◆ DATA SHOWN:

================

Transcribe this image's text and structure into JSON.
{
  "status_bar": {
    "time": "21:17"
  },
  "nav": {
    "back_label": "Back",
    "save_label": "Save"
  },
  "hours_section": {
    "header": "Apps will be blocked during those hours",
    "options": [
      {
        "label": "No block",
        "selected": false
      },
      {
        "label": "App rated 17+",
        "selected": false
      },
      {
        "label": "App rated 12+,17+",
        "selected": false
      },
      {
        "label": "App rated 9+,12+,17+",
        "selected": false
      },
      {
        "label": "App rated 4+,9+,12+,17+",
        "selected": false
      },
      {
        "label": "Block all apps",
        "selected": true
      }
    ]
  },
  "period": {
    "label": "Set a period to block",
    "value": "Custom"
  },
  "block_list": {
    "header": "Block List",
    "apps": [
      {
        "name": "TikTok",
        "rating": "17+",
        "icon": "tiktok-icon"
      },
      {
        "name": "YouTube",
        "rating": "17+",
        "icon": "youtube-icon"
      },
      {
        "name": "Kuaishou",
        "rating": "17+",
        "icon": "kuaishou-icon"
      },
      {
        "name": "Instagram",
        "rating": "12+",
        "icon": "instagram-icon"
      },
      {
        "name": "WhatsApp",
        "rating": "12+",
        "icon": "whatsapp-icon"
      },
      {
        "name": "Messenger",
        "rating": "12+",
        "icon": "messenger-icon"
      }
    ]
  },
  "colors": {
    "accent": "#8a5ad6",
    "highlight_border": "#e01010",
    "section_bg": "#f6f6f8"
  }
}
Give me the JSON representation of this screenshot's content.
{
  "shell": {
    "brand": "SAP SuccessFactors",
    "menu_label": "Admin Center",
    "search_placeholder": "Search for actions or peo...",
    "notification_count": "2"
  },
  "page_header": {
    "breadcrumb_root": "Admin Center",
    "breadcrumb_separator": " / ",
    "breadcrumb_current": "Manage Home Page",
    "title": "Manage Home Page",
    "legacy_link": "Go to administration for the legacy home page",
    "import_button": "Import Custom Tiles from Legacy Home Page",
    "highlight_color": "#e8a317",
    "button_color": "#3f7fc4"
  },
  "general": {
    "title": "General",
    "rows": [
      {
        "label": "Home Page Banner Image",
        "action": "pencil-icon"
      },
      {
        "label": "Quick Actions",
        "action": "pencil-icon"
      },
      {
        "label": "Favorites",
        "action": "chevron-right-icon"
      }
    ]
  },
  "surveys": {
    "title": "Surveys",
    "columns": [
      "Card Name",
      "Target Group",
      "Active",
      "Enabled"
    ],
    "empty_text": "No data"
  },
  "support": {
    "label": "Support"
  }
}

================

◆ DO THIS: Check each line of the records above for "rated", and copy those that have it.

◆ TASK RESPONSE:
        "label": "App rated 17+",
        "label": "App rated 12+,17+",
        "label": "App rated 9+,12+,17+",
        "label": "App rated 4+,9+,12+,17+",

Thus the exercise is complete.